Directive: The records below must be copied in full; omit the images.
....
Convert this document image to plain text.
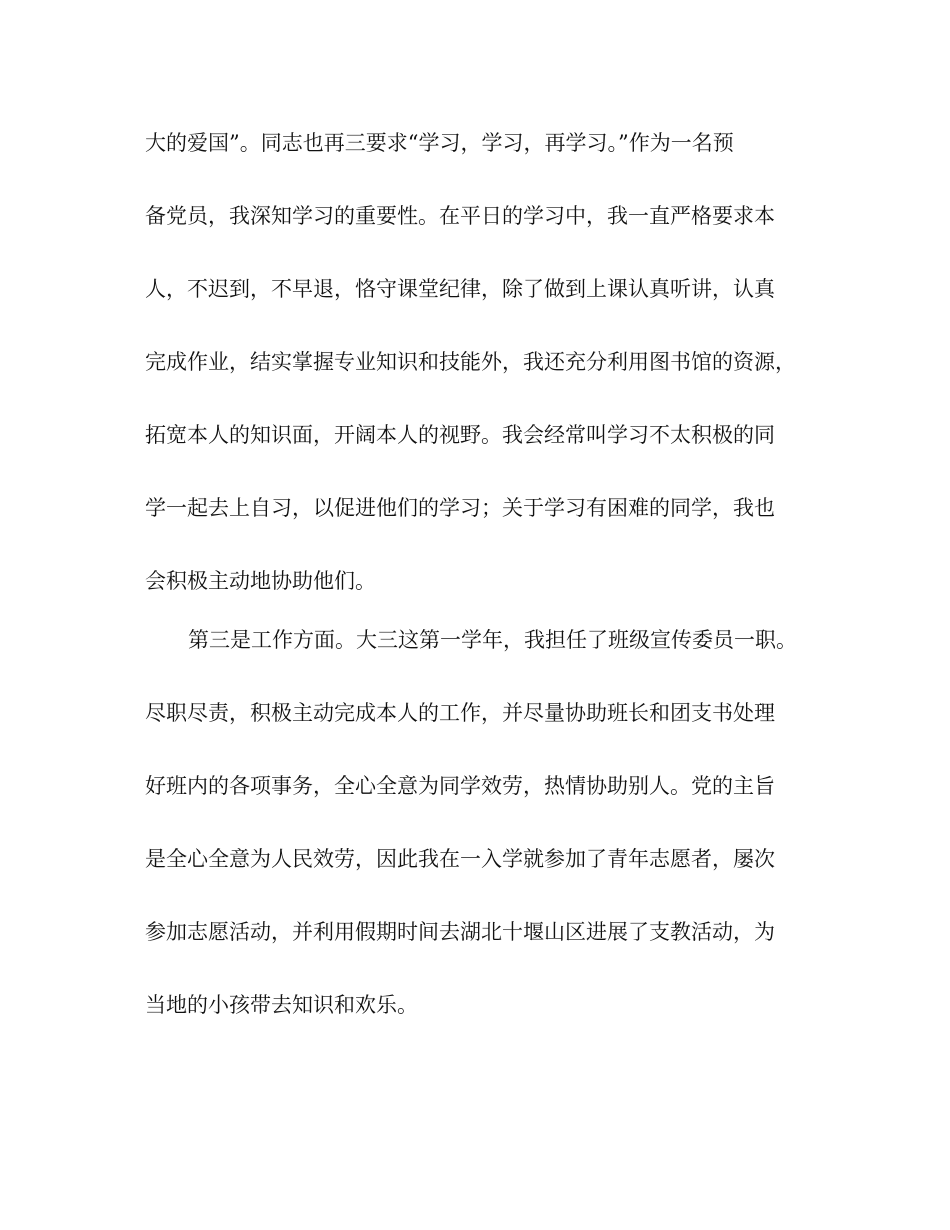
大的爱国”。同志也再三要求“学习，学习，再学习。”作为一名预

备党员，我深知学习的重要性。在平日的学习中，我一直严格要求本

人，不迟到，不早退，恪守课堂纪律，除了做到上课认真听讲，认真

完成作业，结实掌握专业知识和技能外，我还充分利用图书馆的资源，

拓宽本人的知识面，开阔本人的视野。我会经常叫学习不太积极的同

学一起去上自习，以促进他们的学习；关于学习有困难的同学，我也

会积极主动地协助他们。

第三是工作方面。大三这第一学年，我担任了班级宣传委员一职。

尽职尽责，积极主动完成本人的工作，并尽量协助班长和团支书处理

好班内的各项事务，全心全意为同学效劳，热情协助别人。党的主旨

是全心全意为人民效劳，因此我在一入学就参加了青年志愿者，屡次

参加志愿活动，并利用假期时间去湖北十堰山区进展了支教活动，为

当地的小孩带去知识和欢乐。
....
Output for this task:
Convert this document image to plain text.
大的爱国”。同志也再三要求“学习，学习，再学习。”作为一名预

备党员，我深知学习的重要性。在平日的学习中，我一直严格要求本

人，不迟到，不早退，恪守课堂纪律，除了做到上课认真听讲，认真

完成作业，结实掌握专业知识和技能外，我还充分利用图书馆的资源，

拓宽本人的知识面，开阔本人的视野。我会经常叫学习不太积极的同

学一起去上自习，以促进他们的学习；关于学习有困难的同学，我也

会积极主动地协助他们。

第三是工作方面。大三这第一学年，我担任了班级宣传委员一职。

尽职尽责，积极主动完成本人的工作，并尽量协助班长和团支书处理

好班内的各项事务，全心全意为同学效劳，热情协助别人。党的主旨

是全心全意为人民效劳，因此我在一入学就参加了青年志愿者，屡次

参加志愿活动，并利用假期时间去湖北十堰山区进展了支教活动，为

当地的小孩带去知识和欢乐。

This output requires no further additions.